Supplied text —
Existing explanations for conformist transmission (Gintis 2003) do not explain why individuals would copy obviously self-sacrificial behaviors (see Sect. 2.2), short of “myopia” or inability to tell the difference. The present research provides an alternative explanation for conformist transmission in these hard-to-explain cases. Here, group selection plays an important role, amplified by the ability of norm internalization to increase differences between groups. Our research, therefore, helps elucidate why humans did not evolve into the fabled Homo economicus (Henrich et al. 2001), and provides grounding for a broader theory of cultural transmission of altruistic and moral behaviors.


In this paper, we looked at how the presence of norm internalization in the strategy space was able to increase cooperation levels, beyond what group selection and punishment by indirect reciprocity were able to do alone. This was so even though norm internalizers (NIs) tended to make up a small portion of the population, and they did not necessarily cooperate more than other agent types. We were motivated by the question of whether NIs might be able to fill in the gap by a certain proportion of actions (about half) being unobserved and, therefore, unpunished. The answer was yes, but their effect was mostly indirect: a minority of NIs increased the level of cooperation of all strategies. This accords with our intuitions about the role of conscience—conscience is essentially norm internalization paired with emotions like guilt and shame to enforce norm-following “from the inside”. Our intuition suggests that a conscience-like mechanism could help fill the gap when punishment is imperfect, and indeed, our results bear that out.

Jobs —
**A)** For each statement, say yes or no according to the passage on norm internalization, and quote the words that decide it. (i) Norm internalizers made up a large share of the population. (ii) About half of actions went unobserved and unpunished. (iii) The effect of norm internalizers was mostly direct.
**B)** Answer these from the passage on norm internalization:
(i) Which source is cited for existing explanations of conformist transmission?
(ii) According to the passage, what did humans not evolve into?
(iii) Which emotions does the passage pair with norm internalization to make up conscience?
**C)** Carry the passage on norm internalization forward from its final sentence.
The material is not needed for any of this.

Stored data —
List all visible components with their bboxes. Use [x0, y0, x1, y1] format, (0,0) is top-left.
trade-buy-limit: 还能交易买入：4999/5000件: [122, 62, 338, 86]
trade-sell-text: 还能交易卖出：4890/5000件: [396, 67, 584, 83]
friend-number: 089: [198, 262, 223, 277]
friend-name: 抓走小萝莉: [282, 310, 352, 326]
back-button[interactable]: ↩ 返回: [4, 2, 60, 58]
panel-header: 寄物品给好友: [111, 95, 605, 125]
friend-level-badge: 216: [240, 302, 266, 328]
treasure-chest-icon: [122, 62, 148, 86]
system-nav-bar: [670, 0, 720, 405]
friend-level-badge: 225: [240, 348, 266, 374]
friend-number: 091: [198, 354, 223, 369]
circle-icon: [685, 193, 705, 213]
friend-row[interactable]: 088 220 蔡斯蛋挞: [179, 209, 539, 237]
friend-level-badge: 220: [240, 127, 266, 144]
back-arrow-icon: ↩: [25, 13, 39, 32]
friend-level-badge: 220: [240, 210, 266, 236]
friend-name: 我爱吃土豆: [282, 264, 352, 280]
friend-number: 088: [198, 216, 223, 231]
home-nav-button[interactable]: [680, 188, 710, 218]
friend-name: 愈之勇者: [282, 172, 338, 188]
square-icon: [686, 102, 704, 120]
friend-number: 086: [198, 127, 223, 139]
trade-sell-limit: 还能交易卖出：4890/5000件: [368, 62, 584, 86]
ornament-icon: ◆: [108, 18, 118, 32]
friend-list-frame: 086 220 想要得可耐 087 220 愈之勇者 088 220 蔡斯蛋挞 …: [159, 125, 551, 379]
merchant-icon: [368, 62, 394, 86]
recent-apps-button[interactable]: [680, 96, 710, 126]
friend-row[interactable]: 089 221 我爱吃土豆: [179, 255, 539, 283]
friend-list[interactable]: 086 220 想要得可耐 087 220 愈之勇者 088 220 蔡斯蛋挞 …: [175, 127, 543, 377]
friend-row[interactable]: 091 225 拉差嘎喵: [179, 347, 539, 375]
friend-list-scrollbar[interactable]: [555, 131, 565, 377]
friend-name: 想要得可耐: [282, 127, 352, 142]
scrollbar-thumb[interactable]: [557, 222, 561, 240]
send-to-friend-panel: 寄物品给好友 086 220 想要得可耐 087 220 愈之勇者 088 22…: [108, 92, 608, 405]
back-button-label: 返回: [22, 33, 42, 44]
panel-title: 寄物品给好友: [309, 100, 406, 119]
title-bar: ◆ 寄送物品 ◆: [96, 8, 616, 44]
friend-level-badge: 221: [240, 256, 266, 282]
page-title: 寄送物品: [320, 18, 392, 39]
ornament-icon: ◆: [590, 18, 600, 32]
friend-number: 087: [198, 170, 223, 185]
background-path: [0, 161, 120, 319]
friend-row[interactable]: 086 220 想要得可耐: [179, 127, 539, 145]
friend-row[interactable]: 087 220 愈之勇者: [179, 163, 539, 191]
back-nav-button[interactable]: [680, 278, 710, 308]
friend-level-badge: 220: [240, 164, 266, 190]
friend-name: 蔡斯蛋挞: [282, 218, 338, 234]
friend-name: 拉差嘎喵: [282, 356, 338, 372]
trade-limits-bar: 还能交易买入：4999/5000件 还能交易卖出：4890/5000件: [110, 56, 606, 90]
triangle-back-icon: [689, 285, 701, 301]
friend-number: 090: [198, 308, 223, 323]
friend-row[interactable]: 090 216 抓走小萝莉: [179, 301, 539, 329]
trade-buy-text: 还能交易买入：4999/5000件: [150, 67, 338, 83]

Responses in order —
**A)**
(i) No: "norm internalizers (NIs) tended to make up a small portion of the population"
(ii) Yes: "a certain proportion of actions (about half) being unobserved and, therefore, unpunished"
(iii) No: "their effect was mostly indirect"

**B)**
(i) Gintis 2003
(ii) The fabled Homo economicus
(iii) Guilt and shame

**C)**
We identified three related roles that NIs played: they polarized groups, strengthening group selective forces in favor of cooperation, they catalyzed cooperation when global levels were especially low, and they stabilized bouts of high cooperation, keeping them going for longer. We showed these roles in action, and in Sect. 5, we proposed some more mechanistic explanations for each. Polarization was the hub role, which led to catalysis through inter-group dynamics and stabilization through intra-group dynamics.

For our inter-group dynamics, we used a wide range of migration parameters and, where required, empirically backed conflict parameters. We did not address the question of how punishment by indirect reciprocity might remain stable; for this, see (Ohtsuki and Iwasa 2006; Odouard and Price 2023). Importantly, we tested the effect of NIs over and above the effects of group selection and punishment, by looking at two conditions: one in which NIs were present in the strategy space and one in which they were not. Given that both these forces are at play, a strategy space that includes norm internalization yields higher cooperation than a strategy space that only has unconditional cooperators, and it can do so when both cooperation and norm internalization start out rare. As we have shown, they remain relatively uncommon, yet facilitate a dynamic that leads other agents to cooperate more and for longer.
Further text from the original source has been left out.